[Begin MATERIAL FOR THIS TASK]

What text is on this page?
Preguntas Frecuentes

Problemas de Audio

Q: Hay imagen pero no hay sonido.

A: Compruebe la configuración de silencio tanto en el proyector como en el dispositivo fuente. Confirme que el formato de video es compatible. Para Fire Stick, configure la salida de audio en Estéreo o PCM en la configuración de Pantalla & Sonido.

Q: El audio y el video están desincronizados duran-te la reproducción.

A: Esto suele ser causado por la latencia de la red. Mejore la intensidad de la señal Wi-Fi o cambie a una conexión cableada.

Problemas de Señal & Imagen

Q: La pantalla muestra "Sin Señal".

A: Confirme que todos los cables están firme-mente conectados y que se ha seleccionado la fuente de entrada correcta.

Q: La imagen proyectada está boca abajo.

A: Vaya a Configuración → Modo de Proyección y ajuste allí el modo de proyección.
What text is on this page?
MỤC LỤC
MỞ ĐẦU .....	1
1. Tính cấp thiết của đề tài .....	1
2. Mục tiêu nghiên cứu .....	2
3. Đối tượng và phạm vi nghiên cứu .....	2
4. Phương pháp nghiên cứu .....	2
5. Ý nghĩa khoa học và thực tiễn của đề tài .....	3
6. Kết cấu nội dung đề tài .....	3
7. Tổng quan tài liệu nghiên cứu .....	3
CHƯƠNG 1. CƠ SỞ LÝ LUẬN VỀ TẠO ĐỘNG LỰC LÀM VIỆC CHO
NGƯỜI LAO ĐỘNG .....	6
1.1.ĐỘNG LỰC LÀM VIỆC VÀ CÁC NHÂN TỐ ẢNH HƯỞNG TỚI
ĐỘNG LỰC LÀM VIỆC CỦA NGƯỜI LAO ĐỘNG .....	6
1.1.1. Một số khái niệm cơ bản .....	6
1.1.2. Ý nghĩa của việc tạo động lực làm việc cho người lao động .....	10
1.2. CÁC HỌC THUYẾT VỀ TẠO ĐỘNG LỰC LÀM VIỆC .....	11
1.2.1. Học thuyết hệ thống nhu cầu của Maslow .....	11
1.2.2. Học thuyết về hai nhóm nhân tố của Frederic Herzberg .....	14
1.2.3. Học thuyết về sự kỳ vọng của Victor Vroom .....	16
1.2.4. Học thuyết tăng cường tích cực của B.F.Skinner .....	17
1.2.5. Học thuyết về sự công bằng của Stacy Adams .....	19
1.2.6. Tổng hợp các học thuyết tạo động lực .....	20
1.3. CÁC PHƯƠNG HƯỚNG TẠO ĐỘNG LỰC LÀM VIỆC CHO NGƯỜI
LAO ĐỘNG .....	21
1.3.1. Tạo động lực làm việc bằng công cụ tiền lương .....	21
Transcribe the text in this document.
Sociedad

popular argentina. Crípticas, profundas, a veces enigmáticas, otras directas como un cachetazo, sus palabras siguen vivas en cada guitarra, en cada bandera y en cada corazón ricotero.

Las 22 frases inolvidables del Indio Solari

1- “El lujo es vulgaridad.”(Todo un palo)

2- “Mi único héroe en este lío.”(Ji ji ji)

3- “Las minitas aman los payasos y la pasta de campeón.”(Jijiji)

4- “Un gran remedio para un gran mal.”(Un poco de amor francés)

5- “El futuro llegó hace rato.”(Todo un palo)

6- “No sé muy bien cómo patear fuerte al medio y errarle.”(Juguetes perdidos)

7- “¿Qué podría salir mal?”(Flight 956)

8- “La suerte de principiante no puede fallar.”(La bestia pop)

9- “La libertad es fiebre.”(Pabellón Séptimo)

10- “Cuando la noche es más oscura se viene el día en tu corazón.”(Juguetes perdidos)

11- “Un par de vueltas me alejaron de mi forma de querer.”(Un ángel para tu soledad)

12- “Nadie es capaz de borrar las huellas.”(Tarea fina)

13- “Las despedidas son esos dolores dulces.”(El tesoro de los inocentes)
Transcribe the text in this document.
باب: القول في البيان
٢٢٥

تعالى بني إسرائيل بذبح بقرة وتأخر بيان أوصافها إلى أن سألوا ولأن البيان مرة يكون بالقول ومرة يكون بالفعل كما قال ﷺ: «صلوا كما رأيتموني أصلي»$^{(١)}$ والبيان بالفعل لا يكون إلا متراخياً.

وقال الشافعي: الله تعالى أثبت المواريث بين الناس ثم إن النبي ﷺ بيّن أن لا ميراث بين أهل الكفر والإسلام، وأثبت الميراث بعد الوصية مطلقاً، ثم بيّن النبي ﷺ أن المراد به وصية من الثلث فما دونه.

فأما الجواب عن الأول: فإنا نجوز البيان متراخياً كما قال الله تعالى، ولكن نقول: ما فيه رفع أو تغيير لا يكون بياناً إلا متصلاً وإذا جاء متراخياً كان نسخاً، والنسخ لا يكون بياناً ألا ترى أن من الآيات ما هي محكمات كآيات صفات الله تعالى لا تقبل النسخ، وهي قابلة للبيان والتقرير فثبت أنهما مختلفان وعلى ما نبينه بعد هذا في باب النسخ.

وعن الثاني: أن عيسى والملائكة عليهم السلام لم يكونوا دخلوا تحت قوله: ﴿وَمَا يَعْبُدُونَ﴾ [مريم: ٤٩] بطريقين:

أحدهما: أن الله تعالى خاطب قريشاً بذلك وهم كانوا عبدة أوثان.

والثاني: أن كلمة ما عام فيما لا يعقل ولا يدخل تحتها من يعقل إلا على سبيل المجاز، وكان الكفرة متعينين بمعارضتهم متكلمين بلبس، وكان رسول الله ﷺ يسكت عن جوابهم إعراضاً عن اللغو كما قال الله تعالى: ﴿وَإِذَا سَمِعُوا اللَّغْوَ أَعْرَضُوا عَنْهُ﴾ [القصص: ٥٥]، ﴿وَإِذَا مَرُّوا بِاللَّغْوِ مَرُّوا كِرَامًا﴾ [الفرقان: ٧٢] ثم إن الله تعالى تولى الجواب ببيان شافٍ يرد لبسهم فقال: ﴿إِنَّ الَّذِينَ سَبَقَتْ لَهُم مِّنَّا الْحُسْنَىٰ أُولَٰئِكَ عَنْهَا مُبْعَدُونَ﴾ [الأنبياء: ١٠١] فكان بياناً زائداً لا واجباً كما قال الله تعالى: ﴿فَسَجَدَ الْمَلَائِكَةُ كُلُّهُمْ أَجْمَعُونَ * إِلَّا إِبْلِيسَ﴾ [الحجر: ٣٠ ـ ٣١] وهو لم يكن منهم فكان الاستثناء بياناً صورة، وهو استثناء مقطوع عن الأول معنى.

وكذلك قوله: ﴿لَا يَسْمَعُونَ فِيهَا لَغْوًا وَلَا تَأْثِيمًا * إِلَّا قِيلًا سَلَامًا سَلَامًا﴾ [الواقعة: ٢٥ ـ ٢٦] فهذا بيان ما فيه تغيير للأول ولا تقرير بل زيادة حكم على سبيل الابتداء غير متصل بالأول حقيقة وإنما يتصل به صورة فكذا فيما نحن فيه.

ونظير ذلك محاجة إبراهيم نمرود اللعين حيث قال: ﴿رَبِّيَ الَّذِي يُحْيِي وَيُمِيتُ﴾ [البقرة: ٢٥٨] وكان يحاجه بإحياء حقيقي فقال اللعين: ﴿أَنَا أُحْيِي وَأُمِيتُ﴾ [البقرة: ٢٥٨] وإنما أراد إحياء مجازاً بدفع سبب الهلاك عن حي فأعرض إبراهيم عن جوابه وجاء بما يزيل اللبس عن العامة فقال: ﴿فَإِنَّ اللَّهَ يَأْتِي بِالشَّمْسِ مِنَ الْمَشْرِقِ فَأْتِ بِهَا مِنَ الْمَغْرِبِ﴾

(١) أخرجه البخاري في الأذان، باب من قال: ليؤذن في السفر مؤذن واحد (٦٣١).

[End MATERIAL FOR THIS TASK]

* [REQUIRED TASK]:
Type out the whole listing above again, exactly as it stands.

* [WRITTEN SOLUTION]:
What text is on this page?
Preguntas Frecuentes

Problemas de Audio

Q: Hay imagen pero no hay sonido.

A: Compruebe la configuración de silencio tanto en el proyector como en el dispositivo fuente. Confirme que el formato de video es compatible. Para Fire Stick, configure la salida de audio en Estéreo o PCM en la configuración de Pantalla & Sonido.

Q: El audio y el video están desincronizados duran-te la reproducción.

A: Esto suele ser causado por la latencia de la red. Mejore la intensidad de la señal Wi-Fi o cambie a una conexión cableada.

Problemas de Señal & Imagen

Q: La pantalla muestra "Sin Señal".

A: Confirme que todos los cables están firme-mente conectados y que se ha seleccionado la fuente de entrada correcta.

Q: La imagen proyectada está boca abajo.

A: Vaya a Configuración → Modo de Proyección y ajuste allí el modo de proyección.
What text is on this page?
MỤC LỤC
MỞ ĐẦU .....	1
1. Tính cấp thiết của đề tài .....	1
2. Mục tiêu nghiên cứu .....	2
3. Đối tượng và phạm vi nghiên cứu .....	2
4. Phương pháp nghiên cứu .....	2
5. Ý nghĩa khoa học và thực tiễn của đề tài .....	3
6. Kết cấu nội dung đề tài .....	3
7. Tổng quan tài liệu nghiên cứu .....	3
CHƯƠNG 1. CƠ SỞ LÝ LUẬN VỀ TẠO ĐỘNG LỰC LÀM VIỆC CHO
NGƯỜI LAO ĐỘNG .....	6
1.1.ĐỘNG LỰC LÀM VIỆC VÀ CÁC NHÂN TỐ ẢNH HƯỞNG TỚI
ĐỘNG LỰC LÀM VIỆC CỦA NGƯỜI LAO ĐỘNG .....	6
1.1.1. Một số khái niệm cơ bản .....	6
1.1.2. Ý nghĩa của việc tạo động lực làm việc cho người lao động .....	10
1.2. CÁC HỌC THUYẾT VỀ TẠO ĐỘNG LỰC LÀM VIỆC .....	11
1.2.1. Học thuyết hệ thống nhu cầu của Maslow .....	11
1.2.2. Học thuyết về hai nhóm nhân tố của Frederic Herzberg .....	14
1.2.3. Học thuyết về sự kỳ vọng của Victor Vroom .....	16
1.2.4. Học thuyết tăng cường tích cực của B.F.Skinner .....	17
1.2.5. Học thuyết về sự công bằng của Stacy Adams .....	19
1.2.6. Tổng hợp các học thuyết tạo động lực .....	20
1.3. CÁC PHƯƠNG HƯỚNG TẠO ĐỘNG LỰC LÀM VIỆC CHO NGƯỜI
LAO ĐỘNG .....	21
1.3.1. Tạo động lực làm việc bằng công cụ tiền lương .....	21
Transcribe the text in this document.
Sociedad

popular argentina. Crípticas, profundas, a veces enigmáticas, otras directas como un cachetazo, sus palabras siguen vivas en cada guitarra, en cada bandera y en cada corazón ricotero.

Las 22 frases inolvidables del Indio Solari

1- “El lujo es vulgaridad.”(Todo un palo)

2- “Mi único héroe en este lío.”(Ji ji ji)

3- “Las minitas aman los payasos y la pasta de campeón.”(Jijiji)

4- “Un gran remedio para un gran mal.”(Un poco de amor francés)

5- “El futuro llegó hace rato.”(Todo un palo)

6- “No sé muy bien cómo patear fuerte al medio y errarle.”(Juguetes perdidos)

7- “¿Qué podría salir mal?”(Flight 956)

8- “La suerte de principiante no puede fallar.”(La bestia pop)

9- “La libertad es fiebre.”(Pabellón Séptimo)

10- “Cuando la noche es más oscura se viene el día en tu corazón.”(Juguetes perdidos)

11- “Un par de vueltas me alejaron de mi forma de querer.”(Un ángel para tu soledad)

12- “Nadie es capaz de borrar las huellas.”(Tarea fina)

13- “Las despedidas son esos dolores dulces.”(El tesoro de los inocentes)
Transcribe the text in this document.
باب: القول في البيان
٢٢٥

تعالى بني إسرائيل بذبح بقرة وتأخر بيان أوصافها إلى أن سألوا ولأن البيان مرة يكون بالقول ومرة يكون بالفعل كما قال ﷺ: «صلوا كما رأيتموني أصلي»$^{(١)}$ والبيان بالفعل لا يكون إلا متراخياً.

وقال الشافعي: الله تعالى أثبت المواريث بين الناس ثم إن النبي ﷺ بيّن أن لا ميراث بين أهل الكفر والإسلام، وأثبت الميراث بعد الوصية مطلقاً، ثم بيّن النبي ﷺ أن المراد به وصية من الثلث فما دونه.

فأما الجواب عن الأول: فإنا نجوز البيان متراخياً كما قال الله تعالى، ولكن نقول: ما فيه رفع أو تغيير لا يكون بياناً إلا متصلاً وإذا جاء متراخياً كان نسخاً، والنسخ لا يكون بياناً ألا ترى أن من الآيات ما هي محكمات كآيات صفات الله تعالى لا تقبل النسخ، وهي قابلة للبيان والتقرير فثبت أنهما مختلفان وعلى ما نبينه بعد هذا في باب النسخ.

وعن الثاني: أن عيسى والملائكة عليهم السلام لم يكونوا دخلوا تحت قوله: ﴿وَمَا يَعْبُدُونَ﴾ [مريم: ٤٩] بطريقين:

أحدهما: أن الله تعالى خاطب قريشاً بذلك وهم كانوا عبدة أوثان.

والثاني: أن كلمة ما عام فيما لا يعقل ولا يدخل تحتها من يعقل إلا على سبيل المجاز، وكان الكفرة متعينين بمعارضتهم متكلمين بلبس، وكان رسول الله ﷺ يسكت عن جوابهم إعراضاً عن اللغو كما قال الله تعالى: ﴿وَإِذَا سَمِعُوا اللَّغْوَ أَعْرَضُوا عَنْهُ﴾ [القصص: ٥٥]، ﴿وَإِذَا مَرُّوا بِاللَّغْوِ مَرُّوا كِرَامًا﴾ [الفرقان: ٧٢] ثم إن الله تعالى تولى الجواب ببيان شافٍ يرد لبسهم فقال: ﴿إِنَّ الَّذِينَ سَبَقَتْ لَهُم مِّنَّا الْحُسْنَىٰ أُولَٰئِكَ عَنْهَا مُبْعَدُونَ﴾ [الأنبياء: ١٠١] فكان بياناً زائداً لا واجباً كما قال الله تعالى: ﴿فَسَجَدَ الْمَلَائِكَةُ كُلُّهُمْ أَجْمَعُونَ * إِلَّا إِبْلِيسَ﴾ [الحجر: ٣٠ ـ ٣١] وهو لم يكن منهم فكان الاستثناء بياناً صورة، وهو استثناء مقطوع عن الأول معنى.

وكذلك قوله: ﴿لَا يَسْمَعُونَ فِيهَا لَغْوًا وَلَا تَأْثِيمًا * إِلَّا قِيلًا سَلَامًا سَلَامًا﴾ [الواقعة: ٢٥ ـ ٢٦] فهذا بيان ما فيه تغيير للأول ولا تقرير بل زيادة حكم على سبيل الابتداء غير متصل بالأول حقيقة وإنما يتصل به صورة فكذا فيما نحن فيه.

ونظير ذلك محاجة إبراهيم نمرود اللعين حيث قال: ﴿رَبِّيَ الَّذِي يُحْيِي وَيُمِيتُ﴾ [البقرة: ٢٥٨] وكان يحاجه بإحياء حقيقي فقال اللعين: ﴿أَنَا أُحْيِي وَأُمِيتُ﴾ [البقرة: ٢٥٨] وإنما أراد إحياء مجازاً بدفع سبب الهلاك عن حي فأعرض إبراهيم عن جوابه وجاء بما يزيل اللبس عن العامة فقال: ﴿فَإِنَّ اللَّهَ يَأْتِي بِالشَّمْسِ مِنَ الْمَشْرِقِ فَأْتِ بِهَا مِنَ الْمَغْرِبِ﴾

(١) أخرجه البخاري في الأذان، باب من قال: ليؤذن في السفر مؤذن واحد (٦٣١).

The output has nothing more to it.